### TASK:
Every line below that mentions the word "highlight" should be copied out.

### RECORDS FOR THIS TASK:
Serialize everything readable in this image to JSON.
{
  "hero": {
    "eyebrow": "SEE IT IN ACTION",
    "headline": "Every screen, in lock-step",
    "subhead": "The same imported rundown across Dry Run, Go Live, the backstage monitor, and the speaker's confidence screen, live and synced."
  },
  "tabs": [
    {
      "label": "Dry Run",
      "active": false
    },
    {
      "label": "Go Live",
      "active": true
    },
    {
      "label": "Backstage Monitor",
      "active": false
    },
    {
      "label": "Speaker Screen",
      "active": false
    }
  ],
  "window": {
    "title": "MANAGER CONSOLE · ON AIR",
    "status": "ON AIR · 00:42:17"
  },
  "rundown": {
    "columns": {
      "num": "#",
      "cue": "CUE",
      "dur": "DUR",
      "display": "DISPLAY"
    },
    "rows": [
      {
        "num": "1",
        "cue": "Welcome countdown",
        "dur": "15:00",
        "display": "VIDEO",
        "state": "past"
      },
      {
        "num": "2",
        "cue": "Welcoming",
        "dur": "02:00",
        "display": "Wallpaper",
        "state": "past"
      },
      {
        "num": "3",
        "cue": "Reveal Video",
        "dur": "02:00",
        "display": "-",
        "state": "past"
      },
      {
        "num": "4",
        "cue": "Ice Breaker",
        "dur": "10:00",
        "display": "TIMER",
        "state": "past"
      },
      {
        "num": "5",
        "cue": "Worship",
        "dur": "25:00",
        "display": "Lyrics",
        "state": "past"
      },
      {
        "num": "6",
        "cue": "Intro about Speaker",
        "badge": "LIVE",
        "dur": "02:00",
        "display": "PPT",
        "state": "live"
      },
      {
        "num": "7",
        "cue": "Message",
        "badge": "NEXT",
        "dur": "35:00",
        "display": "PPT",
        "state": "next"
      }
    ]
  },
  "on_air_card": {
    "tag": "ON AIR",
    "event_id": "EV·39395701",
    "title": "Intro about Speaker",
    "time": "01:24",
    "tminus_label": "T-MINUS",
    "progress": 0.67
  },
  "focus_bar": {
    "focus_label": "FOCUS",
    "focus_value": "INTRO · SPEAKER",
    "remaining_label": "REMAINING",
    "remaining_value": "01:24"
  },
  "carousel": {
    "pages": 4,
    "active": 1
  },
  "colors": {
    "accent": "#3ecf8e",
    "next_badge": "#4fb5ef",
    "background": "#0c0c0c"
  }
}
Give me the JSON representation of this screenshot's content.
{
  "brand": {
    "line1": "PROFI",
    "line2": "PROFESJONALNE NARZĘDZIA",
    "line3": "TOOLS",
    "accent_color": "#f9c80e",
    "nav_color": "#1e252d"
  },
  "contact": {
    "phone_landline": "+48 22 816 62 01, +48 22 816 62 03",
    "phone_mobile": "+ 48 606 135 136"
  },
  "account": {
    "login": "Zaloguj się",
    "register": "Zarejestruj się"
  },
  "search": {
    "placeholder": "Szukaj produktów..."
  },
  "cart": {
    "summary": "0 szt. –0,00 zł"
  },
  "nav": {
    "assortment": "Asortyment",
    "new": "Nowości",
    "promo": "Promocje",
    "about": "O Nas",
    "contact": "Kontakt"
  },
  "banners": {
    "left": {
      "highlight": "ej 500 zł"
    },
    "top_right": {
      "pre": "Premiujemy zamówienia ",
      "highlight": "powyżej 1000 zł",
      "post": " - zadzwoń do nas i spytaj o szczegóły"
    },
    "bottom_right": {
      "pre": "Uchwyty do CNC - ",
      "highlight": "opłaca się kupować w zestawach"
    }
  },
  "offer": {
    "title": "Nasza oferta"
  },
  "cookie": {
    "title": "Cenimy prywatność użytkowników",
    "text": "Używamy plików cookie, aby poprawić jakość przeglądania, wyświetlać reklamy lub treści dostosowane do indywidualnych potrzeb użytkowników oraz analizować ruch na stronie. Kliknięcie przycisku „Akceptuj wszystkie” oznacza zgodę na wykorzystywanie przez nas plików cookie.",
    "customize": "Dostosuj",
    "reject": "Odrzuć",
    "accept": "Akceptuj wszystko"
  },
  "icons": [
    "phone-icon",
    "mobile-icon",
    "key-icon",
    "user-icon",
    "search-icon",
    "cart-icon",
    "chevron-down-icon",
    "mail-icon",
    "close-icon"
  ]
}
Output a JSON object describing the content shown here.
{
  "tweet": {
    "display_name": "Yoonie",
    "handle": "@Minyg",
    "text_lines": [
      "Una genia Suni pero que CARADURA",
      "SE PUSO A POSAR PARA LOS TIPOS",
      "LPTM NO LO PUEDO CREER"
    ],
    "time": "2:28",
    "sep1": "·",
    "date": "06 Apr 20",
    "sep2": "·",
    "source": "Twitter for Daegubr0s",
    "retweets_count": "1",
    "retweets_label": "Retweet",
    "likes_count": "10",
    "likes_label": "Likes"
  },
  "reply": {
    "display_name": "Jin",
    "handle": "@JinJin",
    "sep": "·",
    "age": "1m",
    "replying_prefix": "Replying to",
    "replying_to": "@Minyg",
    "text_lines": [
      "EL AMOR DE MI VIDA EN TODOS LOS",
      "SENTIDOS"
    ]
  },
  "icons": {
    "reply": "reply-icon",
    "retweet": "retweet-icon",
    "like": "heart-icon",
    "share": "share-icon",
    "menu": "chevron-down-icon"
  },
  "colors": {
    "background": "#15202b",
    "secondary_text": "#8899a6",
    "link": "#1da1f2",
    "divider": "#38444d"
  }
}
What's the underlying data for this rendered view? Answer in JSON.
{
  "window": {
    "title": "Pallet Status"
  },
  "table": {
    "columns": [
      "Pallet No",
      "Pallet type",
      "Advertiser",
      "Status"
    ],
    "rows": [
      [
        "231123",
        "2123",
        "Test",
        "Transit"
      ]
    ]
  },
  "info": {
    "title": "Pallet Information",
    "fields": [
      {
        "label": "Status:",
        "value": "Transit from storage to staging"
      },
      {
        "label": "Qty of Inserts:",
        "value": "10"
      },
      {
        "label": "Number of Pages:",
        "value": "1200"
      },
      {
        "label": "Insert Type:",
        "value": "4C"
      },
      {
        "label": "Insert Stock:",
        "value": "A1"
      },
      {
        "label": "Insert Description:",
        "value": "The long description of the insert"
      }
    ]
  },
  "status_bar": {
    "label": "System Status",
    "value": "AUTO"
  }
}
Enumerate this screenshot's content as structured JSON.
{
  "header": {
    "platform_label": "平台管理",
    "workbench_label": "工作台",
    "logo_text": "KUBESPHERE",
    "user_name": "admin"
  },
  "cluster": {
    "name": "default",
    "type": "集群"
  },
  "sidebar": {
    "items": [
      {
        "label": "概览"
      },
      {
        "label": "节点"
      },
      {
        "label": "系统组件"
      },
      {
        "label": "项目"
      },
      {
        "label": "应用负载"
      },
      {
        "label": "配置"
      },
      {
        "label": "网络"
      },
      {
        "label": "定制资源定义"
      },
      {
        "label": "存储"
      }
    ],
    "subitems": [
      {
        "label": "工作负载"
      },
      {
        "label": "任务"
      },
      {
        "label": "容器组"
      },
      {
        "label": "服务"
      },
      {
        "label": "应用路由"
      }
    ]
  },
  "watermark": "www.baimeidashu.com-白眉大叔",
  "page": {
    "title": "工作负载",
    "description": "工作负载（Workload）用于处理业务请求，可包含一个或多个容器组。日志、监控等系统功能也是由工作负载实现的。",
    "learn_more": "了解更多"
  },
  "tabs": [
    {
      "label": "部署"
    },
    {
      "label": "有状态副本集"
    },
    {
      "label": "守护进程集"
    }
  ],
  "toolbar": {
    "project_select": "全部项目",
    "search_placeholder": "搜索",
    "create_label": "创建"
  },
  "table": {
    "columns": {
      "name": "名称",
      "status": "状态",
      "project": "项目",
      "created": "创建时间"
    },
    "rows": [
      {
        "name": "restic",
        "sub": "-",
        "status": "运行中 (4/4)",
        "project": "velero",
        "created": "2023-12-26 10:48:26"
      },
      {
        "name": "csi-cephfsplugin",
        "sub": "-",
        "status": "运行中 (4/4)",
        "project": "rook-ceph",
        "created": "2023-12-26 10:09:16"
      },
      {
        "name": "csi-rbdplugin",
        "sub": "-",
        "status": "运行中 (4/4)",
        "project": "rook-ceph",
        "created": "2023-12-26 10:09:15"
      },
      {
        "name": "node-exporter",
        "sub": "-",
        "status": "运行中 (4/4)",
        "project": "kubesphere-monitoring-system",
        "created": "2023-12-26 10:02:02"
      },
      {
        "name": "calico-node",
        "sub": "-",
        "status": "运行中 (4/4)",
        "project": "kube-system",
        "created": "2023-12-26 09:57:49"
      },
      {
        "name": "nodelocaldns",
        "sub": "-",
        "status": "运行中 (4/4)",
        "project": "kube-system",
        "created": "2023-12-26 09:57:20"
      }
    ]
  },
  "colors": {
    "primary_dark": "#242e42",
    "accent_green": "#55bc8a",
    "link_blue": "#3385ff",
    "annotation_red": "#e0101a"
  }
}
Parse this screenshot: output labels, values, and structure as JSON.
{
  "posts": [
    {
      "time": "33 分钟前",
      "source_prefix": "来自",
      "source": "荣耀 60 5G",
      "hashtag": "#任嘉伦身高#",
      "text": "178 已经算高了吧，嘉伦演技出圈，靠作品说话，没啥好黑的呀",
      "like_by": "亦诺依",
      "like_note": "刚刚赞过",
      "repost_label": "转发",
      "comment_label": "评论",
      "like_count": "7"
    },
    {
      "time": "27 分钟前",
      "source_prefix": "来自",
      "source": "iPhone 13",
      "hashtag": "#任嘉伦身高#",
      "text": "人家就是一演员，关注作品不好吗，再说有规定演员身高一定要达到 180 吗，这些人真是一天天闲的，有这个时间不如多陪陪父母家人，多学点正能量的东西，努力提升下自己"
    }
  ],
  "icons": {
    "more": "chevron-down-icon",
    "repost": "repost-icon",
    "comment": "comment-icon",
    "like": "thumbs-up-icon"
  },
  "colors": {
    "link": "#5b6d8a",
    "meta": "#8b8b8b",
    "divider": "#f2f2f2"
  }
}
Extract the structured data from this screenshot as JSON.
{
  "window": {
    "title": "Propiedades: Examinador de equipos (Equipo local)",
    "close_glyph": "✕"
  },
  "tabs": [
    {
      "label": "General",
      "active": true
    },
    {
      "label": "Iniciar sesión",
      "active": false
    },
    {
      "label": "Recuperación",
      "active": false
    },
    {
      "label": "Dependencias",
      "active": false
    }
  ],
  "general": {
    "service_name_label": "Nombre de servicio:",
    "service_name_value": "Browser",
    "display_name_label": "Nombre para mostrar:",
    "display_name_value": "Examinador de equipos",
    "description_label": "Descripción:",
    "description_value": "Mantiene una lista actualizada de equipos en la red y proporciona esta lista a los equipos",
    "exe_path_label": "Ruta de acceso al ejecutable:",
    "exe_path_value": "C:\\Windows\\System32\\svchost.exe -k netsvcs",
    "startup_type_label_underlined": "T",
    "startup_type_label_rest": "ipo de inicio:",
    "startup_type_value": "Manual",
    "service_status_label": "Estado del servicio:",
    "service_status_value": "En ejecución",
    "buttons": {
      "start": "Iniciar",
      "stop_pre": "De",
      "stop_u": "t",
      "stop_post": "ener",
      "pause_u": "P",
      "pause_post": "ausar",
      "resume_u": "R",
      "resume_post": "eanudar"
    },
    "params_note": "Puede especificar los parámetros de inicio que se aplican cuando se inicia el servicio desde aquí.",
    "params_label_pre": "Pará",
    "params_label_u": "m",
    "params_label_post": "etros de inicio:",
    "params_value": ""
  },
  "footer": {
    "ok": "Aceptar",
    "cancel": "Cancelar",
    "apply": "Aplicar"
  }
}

### COMPLETE ANSWER:
      "highlight": "ej 500 zł"
      "highlight": "powyżej 1000 zł",
      "highlight": "opłaca się kupować w zestawach"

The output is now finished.